### EXERCISE DESCRIPTION
Print out every line, exactly as written.
## start DATA LISTING
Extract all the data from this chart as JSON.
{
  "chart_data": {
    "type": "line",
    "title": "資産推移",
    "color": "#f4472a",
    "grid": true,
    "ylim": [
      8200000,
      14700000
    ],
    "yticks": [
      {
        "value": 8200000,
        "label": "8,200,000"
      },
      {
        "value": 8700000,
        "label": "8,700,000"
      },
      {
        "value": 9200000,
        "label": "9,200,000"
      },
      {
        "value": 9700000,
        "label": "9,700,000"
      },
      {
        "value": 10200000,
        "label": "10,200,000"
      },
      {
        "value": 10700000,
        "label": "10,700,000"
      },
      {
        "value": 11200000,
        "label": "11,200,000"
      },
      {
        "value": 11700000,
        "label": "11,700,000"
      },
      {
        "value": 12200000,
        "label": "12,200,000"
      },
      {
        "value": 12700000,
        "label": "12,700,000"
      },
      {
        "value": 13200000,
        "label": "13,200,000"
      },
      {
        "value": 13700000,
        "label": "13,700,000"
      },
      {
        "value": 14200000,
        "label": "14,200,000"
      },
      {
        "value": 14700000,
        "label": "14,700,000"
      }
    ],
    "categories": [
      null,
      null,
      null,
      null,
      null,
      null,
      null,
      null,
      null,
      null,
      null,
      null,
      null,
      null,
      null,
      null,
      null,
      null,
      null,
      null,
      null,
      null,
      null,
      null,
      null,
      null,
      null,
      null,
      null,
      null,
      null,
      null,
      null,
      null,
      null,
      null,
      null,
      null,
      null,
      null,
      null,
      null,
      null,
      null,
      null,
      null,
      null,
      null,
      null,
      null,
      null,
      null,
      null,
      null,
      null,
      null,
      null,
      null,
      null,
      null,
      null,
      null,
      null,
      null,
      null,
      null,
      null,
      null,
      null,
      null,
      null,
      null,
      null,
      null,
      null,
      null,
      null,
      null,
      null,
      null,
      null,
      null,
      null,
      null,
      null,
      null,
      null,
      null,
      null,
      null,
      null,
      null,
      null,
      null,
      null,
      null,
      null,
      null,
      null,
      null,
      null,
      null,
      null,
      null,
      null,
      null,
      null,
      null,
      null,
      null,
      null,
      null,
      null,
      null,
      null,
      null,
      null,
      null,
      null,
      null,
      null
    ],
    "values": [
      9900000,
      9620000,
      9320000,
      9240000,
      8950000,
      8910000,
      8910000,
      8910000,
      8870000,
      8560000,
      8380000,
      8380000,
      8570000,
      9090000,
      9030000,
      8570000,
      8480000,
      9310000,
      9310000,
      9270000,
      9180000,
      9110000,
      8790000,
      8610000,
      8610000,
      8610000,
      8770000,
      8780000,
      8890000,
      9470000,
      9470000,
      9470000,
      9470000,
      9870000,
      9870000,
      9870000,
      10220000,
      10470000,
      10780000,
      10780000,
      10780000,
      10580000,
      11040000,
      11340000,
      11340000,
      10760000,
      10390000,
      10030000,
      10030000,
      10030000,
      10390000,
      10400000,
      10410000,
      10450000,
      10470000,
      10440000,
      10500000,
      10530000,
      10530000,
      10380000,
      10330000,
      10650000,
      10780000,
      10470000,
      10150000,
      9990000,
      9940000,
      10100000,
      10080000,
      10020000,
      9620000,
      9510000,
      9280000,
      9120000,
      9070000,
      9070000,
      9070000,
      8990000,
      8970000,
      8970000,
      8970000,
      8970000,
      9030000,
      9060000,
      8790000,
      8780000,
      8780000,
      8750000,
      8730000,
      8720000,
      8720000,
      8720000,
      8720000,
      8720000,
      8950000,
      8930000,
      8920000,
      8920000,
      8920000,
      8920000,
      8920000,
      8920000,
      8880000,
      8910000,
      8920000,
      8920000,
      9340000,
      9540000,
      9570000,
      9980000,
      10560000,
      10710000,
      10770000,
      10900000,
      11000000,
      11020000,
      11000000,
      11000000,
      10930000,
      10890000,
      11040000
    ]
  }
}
## end DATA LISTING
### EXERCISE RESULT
Extract all the data from this chart as JSON.
{
  "chart_data": {
    "type": "line",
    "title": "資産推移",
    "color": "#f4472a",
    "grid": true,
    "ylim": [
      8200000,
      14700000
    ],
    "yticks": [
      {
        "value": 8200000,
        "label": "8,200,000"
      },
      {
        "value": 8700000,
        "label": "8,700,000"
      },
      {
        "value": 9200000,
        "label": "9,200,000"
      },
      {
        "value": 9700000,
        "label": "9,700,000"
      },
      {
        "value": 10200000,
        "label": "10,200,000"
      },
      {
        "value": 10700000,
        "label": "10,700,000"
      },
      {
        "value": 11200000,
        "label": "11,200,000"
      },
      {
        "value": 11700000,
        "label": "11,700,000"
      },
      {
        "value": 12200000,
        "label": "12,200,000"
      },
      {
        "value": 12700000,
        "label": "12,700,000"
      },
      {
        "value": 13200000,
        "label": "13,200,000"
      },
      {
        "value": 13700000,
        "label": "13,700,000"
      },
      {
        "value": 14200000,
        "label": "14,200,000"
      },
      {
        "value": 14700000,
        "label": "14,700,000"
      }
    ],
    "categories": [
      null,
      null,
      null,
      null,
      null,
      null,
      null,
      null,
      null,
      null,
      null,
      null,
      null,
      null,
      null,
      null,
      null,
      null,
      null,
      null,
      null,
      null,
      null,
      null,
      null,
      null,
      null,
      null,
      null,
      null,
      null,
      null,
      null,
      null,
      null,
      null,
      null,
      null,
      null,
      null,
      null,
      null,
      null,
      null,
      null,
      null,
      null,
      null,
      null,
      null,
      null,
      null,
      null,
      null,
      null,
      null,
      null,
      null,
      null,
      null,
      null,
      null,
      null,
      null,
      null,
      null,
      null,
      null,
      null,
      null,
      null,
      null,
      null,
      null,
      null,
      null,
      null,
      null,
      null,
      null,
      null,
      null,
      null,
      null,
      null,
      null,
      null,
      null,
      null,
      null,
      null,
      null,
      null,
      null,
      null,
      null,
      null,
      null,
      null,
      null,
      null,
      null,
      null,
      null,
      null,
      null,
      null,
      null,
      null,
      null,
      null,
      null,
      null,
      null,
      null,
      null,
      null,
      null,
      null,
      null,
      null
    ],
    "values": [
      9900000,
      9620000,
      9320000,
      9240000,
      8950000,
      8910000,
      8910000,
      8910000,
      8870000,
      8560000,
      8380000,
      8380000,
      8570000,
      9090000,
      9030000,
      8570000,
      8480000,
      9310000,
      9310000,
      9270000,
      9180000,
      9110000,
      8790000,
      8610000,
      8610000,
      8610000,
      8770000,
      8780000,
      8890000,
      9470000,
      9470000,
      9470000,
      9470000,
      9870000,
      9870000,
      9870000,
      10220000,
      10470000,
      10780000,
      10780000,
      10780000,
      10580000,
      11040000,
      11340000,
      11340000,
      10760000,
      10390000,
      10030000,
      10030000,
      10030000,
      10390000,
      10400000,
      10410000,
      10450000,
      10470000,
      10440000,
      10500000,
      10530000,
      10530000,
      10380000,
      10330000,
      10650000,
      10780000,
      10470000,
      10150000,
      9990000,
      9940000,
      10100000,
      10080000,
      10020000,
      9620000,
      9510000,
      9280000,
      9120000,
      9070000,
      9070000,
      9070000,
      8990000,
      8970000,
      8970000,
      8970000,
      8970000,
      9030000,
      9060000,
      8790000,
      8780000,
      8780000,
      8750000,
      8730000,
      8720000,
      8720000,
      8720000,
      8720000,
      8720000,
      8950000,
      8930000,
      8920000,
      8920000,
      8920000,
      8920000,
      8920000,
      8920000,
      8880000,
      8910000,
      8920000,
      8920000,
      9340000,
      9540000,
      9570000,
      9980000,
      10560000,
      10710000,
      10770000,
      10900000,
      11000000,
      11020000,
      11000000,
      11000000,
      10930000,
      10890000,
      11040000
    ]
  }
}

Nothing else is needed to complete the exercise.